#### Description of the task
Sift the material for lines containing "Dreyer", and return them.

=== Records to use ===

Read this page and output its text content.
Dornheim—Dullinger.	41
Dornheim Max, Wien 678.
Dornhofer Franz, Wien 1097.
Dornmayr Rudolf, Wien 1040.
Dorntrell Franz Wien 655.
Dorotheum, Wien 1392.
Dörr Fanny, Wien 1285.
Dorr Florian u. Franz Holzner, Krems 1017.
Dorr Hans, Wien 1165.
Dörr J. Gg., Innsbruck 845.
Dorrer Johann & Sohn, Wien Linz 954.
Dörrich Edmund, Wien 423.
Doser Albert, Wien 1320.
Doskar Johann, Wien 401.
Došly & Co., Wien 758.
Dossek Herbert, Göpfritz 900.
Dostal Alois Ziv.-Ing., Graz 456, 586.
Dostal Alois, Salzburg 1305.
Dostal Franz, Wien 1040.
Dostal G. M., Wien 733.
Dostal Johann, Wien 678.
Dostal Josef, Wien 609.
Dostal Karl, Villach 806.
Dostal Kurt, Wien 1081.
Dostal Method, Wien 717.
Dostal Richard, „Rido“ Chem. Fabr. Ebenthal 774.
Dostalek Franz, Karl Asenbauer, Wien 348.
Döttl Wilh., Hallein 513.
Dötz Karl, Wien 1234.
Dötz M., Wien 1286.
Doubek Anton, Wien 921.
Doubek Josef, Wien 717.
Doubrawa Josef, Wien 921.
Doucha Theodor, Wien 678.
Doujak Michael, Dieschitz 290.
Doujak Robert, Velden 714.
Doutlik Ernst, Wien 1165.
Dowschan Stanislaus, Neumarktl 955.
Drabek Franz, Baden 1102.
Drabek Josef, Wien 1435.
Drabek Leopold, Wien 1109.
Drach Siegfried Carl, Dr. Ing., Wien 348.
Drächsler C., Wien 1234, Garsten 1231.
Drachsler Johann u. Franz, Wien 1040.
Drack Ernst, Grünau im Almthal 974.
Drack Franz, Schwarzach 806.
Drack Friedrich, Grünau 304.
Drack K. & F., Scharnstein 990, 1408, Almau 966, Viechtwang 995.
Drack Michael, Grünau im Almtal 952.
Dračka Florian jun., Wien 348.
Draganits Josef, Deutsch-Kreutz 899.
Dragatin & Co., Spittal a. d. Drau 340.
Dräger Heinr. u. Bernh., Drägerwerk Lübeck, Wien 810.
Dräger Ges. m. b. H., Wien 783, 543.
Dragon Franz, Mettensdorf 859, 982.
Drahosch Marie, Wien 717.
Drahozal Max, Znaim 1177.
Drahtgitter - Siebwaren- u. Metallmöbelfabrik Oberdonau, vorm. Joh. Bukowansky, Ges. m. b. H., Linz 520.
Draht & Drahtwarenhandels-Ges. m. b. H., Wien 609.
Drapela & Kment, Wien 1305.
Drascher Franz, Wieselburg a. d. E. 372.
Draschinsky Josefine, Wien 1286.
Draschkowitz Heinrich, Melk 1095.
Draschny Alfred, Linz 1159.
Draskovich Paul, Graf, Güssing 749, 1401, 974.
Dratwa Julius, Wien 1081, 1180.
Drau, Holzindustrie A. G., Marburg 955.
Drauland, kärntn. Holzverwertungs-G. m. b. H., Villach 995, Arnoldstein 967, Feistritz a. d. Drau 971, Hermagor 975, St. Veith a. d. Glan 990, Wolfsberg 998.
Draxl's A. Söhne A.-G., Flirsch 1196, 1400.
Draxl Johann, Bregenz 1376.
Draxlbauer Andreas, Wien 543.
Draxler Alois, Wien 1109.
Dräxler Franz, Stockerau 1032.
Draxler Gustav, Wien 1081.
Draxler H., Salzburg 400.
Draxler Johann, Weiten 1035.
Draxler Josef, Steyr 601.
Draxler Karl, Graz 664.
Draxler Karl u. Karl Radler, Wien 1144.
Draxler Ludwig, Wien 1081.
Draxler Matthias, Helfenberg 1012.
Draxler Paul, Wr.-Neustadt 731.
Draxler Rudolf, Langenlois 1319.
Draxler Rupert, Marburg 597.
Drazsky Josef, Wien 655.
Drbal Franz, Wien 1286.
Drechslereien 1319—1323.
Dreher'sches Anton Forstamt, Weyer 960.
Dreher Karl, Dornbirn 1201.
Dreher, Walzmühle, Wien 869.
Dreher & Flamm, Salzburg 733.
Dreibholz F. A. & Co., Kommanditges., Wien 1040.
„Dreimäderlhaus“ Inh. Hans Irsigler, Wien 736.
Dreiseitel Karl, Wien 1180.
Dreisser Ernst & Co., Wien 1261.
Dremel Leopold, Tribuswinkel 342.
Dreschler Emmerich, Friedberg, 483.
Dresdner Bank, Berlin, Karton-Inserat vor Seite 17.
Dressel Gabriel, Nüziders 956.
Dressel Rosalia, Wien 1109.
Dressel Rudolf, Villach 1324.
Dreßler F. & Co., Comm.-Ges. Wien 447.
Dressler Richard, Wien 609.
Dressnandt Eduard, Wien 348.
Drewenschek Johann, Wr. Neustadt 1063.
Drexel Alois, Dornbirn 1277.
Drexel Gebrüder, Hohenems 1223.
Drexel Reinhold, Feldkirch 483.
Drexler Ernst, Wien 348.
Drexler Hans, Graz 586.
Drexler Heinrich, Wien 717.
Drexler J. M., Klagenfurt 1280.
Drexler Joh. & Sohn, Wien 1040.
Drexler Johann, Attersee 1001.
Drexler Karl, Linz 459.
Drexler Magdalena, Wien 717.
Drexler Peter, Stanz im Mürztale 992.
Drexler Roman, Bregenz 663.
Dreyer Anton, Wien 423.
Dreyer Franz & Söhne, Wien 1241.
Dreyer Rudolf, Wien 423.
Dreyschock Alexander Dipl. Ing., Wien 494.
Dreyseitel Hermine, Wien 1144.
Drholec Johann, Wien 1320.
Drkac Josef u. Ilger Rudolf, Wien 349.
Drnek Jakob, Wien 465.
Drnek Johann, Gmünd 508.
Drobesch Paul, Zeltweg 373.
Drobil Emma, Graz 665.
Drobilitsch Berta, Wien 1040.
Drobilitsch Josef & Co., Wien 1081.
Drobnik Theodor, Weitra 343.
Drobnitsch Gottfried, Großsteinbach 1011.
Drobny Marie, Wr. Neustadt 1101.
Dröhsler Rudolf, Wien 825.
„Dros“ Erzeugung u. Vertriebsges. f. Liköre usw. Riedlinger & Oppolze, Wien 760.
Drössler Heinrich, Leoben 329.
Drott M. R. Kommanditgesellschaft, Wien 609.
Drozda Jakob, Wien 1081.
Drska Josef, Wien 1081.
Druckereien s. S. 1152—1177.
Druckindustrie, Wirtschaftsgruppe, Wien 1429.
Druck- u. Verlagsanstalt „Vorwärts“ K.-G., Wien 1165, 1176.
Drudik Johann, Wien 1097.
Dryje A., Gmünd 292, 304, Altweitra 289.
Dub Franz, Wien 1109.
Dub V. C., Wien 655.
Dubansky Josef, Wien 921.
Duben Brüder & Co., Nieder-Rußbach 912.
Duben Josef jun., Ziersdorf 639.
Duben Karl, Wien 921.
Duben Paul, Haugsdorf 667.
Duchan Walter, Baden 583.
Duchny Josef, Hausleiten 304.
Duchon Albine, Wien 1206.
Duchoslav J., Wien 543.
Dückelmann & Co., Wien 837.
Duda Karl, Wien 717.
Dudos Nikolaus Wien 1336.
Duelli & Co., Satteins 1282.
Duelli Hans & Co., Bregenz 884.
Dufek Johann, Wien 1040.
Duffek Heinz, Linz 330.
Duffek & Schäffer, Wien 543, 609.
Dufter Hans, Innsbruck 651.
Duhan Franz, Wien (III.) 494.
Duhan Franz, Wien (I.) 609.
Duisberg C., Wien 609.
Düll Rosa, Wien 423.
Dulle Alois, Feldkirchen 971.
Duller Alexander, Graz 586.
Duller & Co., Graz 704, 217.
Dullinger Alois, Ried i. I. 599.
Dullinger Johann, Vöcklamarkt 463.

===

#### Answer to the exercise
Dreyer Anton, Wien 423.
Dreyer Franz & Söhne, Wien 1241.
Dreyer Rudolf, Wien 423.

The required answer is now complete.